↓↓↓

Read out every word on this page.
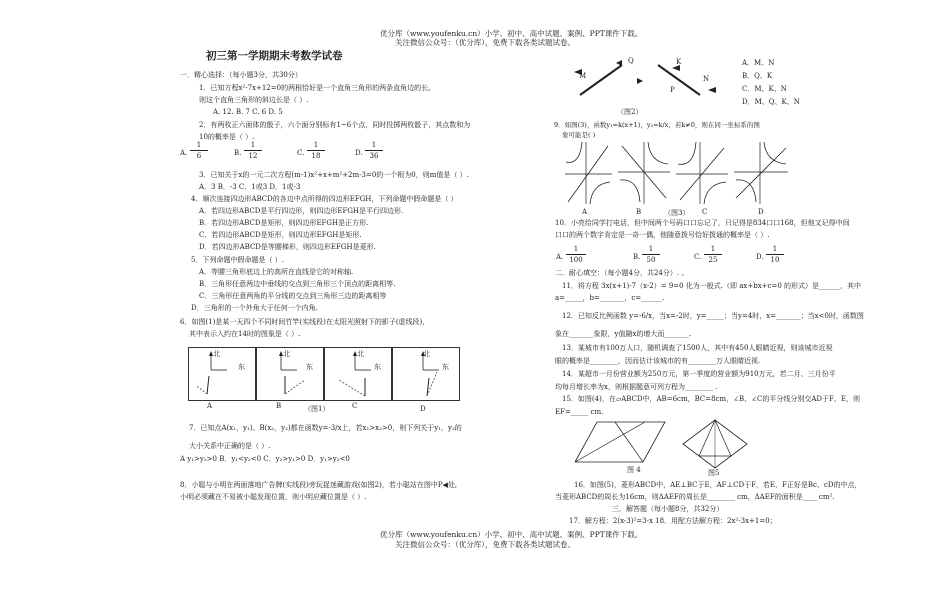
优分库（www.youfenku.cn）小学、初中、高中试题、案例、PPT课件下载。
关注微信公众号：（优分库），免费下载各类试题试卷。
初三第一学期期末考数学试卷
一．精心选择：（每小题3分，共30分）
1．已知方程x²-7x+12=0的两根恰好是一个直角三角形的两条直角边的长,
则这个直角三角形的斜边长是（ ）.
A. 12. B. 7 C. 6 D. 5
2．有两枚正六面体的骰子，六个面分别标有1~6个点，同时投掷两枚骰子，其点数和为
10的概率是（ ）.
A.
1
6	B.
1
12	C.
1
18	D.
1
36
3．已知关于x的一元二次方程(m-1)x²+x+m²+2m-3=0的一个根为0，则m值是（ ）.
A．3 B．-3 C．1或3 D．1或-3
4．顺次连接四边形ABCD的各边中点所得的四边形EFGH，下列命题中假命题是（ ）
A．若四边形ABCD是平行四边形，则四边形EFGH是平行四边形.
B．若四边形ABCD是矩形，则四边形EFGH是正方形.
C．若四边形ABCD是矩形，则四边形EFGH是矩形.
D．若四边形ABCD是等腰梯形，则四边形EFGH是菱形.
5．下列命题中假命题是（ ）.
A．等腰三角形底边上的高所在直线是它的对称轴.
B．三角形任意两边中垂线的交点到三角形三个顶点的距离相等.
C．三角形任意两角的平分线的交点到三角形三边的距离相等
D．三角形的一个外角大于任何一个内角.
6．如图(1)是某一天四个不同时间竹竿(实线段)在太阳光照射下的影子(虚线段)，
其中表示入约在14时的图象是（ ）.
北
东
北
东
北
东
北
东
A	B	（图1）	C	D
7．已知点A(x₁，y₁)、B(x₂，y₂)都在函数y=-3/x上，若x₁>x₂>0，则下列关于y₁，y₂的
大小关系中正确的是（ ）.
A y₁>y₂>0 B．y₁<y₂<0 C．y₂>y₁>0 D．y₁>y₂<0
8．小聪与小明在两面落地广告牌(实线段)旁玩捉迷藏游戏(如图2)，若小聪站在图中P◀处,
小明必须藏在不易被小聪发现位置，则小明应藏位置是（ ）.
M
Q	K
P
N
（图2）
A．M、N
B．Q、K
C．M、K、N
D．M、Q、K、N
9．如图(3)，函数y₁=k(x+1)，y₂=k/x，若k≠0，则在同一坐标系的图
象可能是( )
A	B	（图3） C	D
10．小亮给同学打电话，但中间两个号码口口忘记了，只记得是834口口168，但他又记得中间
口口的两个数字肯定是一奇一偶，他随意拨号恰好拨通的概率是（ ）.
A.
1
100	B.
1
50	C.
1
25	D.
1
10
二．耐心填空：（每小题4分，共24分）. 。
11．将方程 3x(x+1)-7（x-2）= 9=0 化为一般式.（即 ax+bx+c=0 的形式）是______，其中
a=_____，b=_______，c=______.
12．已知反比例函数 y=-6/x，当x=-2时，y=_____；当y=4时，x=_______；当x<0时，函数图
象在_______象限，y值随x的增大而_______.
13．某城市有100万人口，随机调查了1500人，其中有450人眼睛近视，则该城市近视
眼的概率是________，因而估计该城市的有________万人眼睛近视.
14．某超市一月份营业额为250万元，第一季度的营业额为910万元，若二月、三月份平
均每月增长率为x，则根据题意可列方程为________ .
15．如图(4)，在▱ABCD中，AB=6cm，BC=8cm，∠B、∠C的平分线分别交AD于F、E，则
EF=_____ cm.
图 4	图5
16．如图(5)，菱形ABCD中，AE⊥BC于E，AF⊥CD于F，若E、F正好是Bc、cD的中点，
当菱形ABCD的周长为16cm，则ΔAEF的周长是________ cm，ΔAEF的面积是____ cm².
三．解答题（每小题8分，共32分）
17．解方程：2(x-3)²=3-x 18．用配方法解方程：2x²-3x+1=0；
优分库（www.youfenku.cn）小学、初中、高中试题、案例、PPT课件下载。
关注微信公众号：（优分库），免费下载各类试题试卷。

↑↑↑

Write the entries above out in full, exactly, with no images.

- _WRITTEN RESPONSE_
Read out every word on this page.
优分库（www.youfenku.cn）小学、初中、高中试题、案例、PPT课件下载。
关注微信公众号：（优分库），免费下载各类试题试卷。
初三第一学期期末考数学试卷
一．精心选择：（每小题3分，共30分）
1．已知方程x²-7x+12=0的两根恰好是一个直角三角形的两条直角边的长,
则这个直角三角形的斜边长是（ ）.
A. 12. B. 7 C. 6 D. 5
2．有两枚正六面体的骰子，六个面分别标有1~6个点，同时投掷两枚骰子，其点数和为
10的概率是（ ）.
A.
1
6	B.
1
12	C.
1
18	D.
1
36
3．已知关于x的一元二次方程(m-1)x²+x+m²+2m-3=0的一个根为0，则m值是（ ）.
A．3 B．-3 C．1或3 D．1或-3
4．顺次连接四边形ABCD的各边中点所得的四边形EFGH，下列命题中假命题是（ ）
A．若四边形ABCD是平行四边形，则四边形EFGH是平行四边形.
B．若四边形ABCD是矩形，则四边形EFGH是正方形.
C．若四边形ABCD是矩形，则四边形EFGH是矩形.
D．若四边形ABCD是等腰梯形，则四边形EFGH是菱形.
5．下列命题中假命题是（ ）.
A．等腰三角形底边上的高所在直线是它的对称轴.
B．三角形任意两边中垂线的交点到三角形三个顶点的距离相等.
C．三角形任意两角的平分线的交点到三角形三边的距离相等
D．三角形的一个外角大于任何一个内角.
6．如图(1)是某一天四个不同时间竹竿(实线段)在太阳光照射下的影子(虚线段)，
其中表示入约在14时的图象是（ ）.
北
东
北
东
北
东
北
东
A	B	（图1）	C	D
7．已知点A(x₁，y₁)、B(x₂，y₂)都在函数y=-3/x上，若x₁>x₂>0，则下列关于y₁，y₂的
大小关系中正确的是（ ）.
A y₁>y₂>0 B．y₁<y₂<0 C．y₂>y₁>0 D．y₁>y₂<0
8．小聪与小明在两面落地广告牌(实线段)旁玩捉迷藏游戏(如图2)，若小聪站在图中P◀处,
小明必须藏在不易被小聪发现位置，则小明应藏位置是（ ）.
M
Q	K
P
N
（图2）
A．M、N
B．Q、K
C．M、K、N
D．M、Q、K、N
9．如图(3)，函数y₁=k(x+1)，y₂=k/x，若k≠0，则在同一坐标系的图
象可能是( )
A	B	（图3） C	D
10．小亮给同学打电话，但中间两个号码口口忘记了，只记得是834口口168，但他又记得中间
口口的两个数字肯定是一奇一偶，他随意拨号恰好拨通的概率是（ ）.
A.
1
100	B.
1
50	C.
1
25	D.
1
10
二．耐心填空：（每小题4分，共24分）. 。
11．将方程 3x(x+1)-7（x-2）= 9=0 化为一般式.（即 ax+bx+c=0 的形式）是______，其中
a=_____，b=_______，c=______.
12．已知反比例函数 y=-6/x，当x=-2时，y=_____；当y=4时，x=_______；当x<0时，函数图
象在_______象限，y值随x的增大而_______.
13．某城市有100万人口，随机调查了1500人，其中有450人眼睛近视，则该城市近视
眼的概率是________，因而估计该城市的有________万人眼睛近视.
14．某超市一月份营业额为250万元，第一季度的营业额为910万元，若二月、三月份平
均每月增长率为x，则根据题意可列方程为________ .
15．如图(4)，在▱ABCD中，AB=6cm，BC=8cm，∠B、∠C的平分线分别交AD于F、E，则
EF=_____ cm.
图 4	图5
16．如图(5)，菱形ABCD中，AE⊥BC于E，AF⊥CD于F，若E、F正好是Bc、cD的中点，
当菱形ABCD的周长为16cm，则ΔAEF的周长是________ cm，ΔAEF的面积是____ cm².
三．解答题（每小题8分，共32分）
17．解方程：2(x-3)²=3-x 18．用配方法解方程：2x²-3x+1=0；
优分库（www.youfenku.cn）小学、初中、高中试题、案例、PPT课件下载。
关注微信公众号：（优分库），免费下载各类试题试卷。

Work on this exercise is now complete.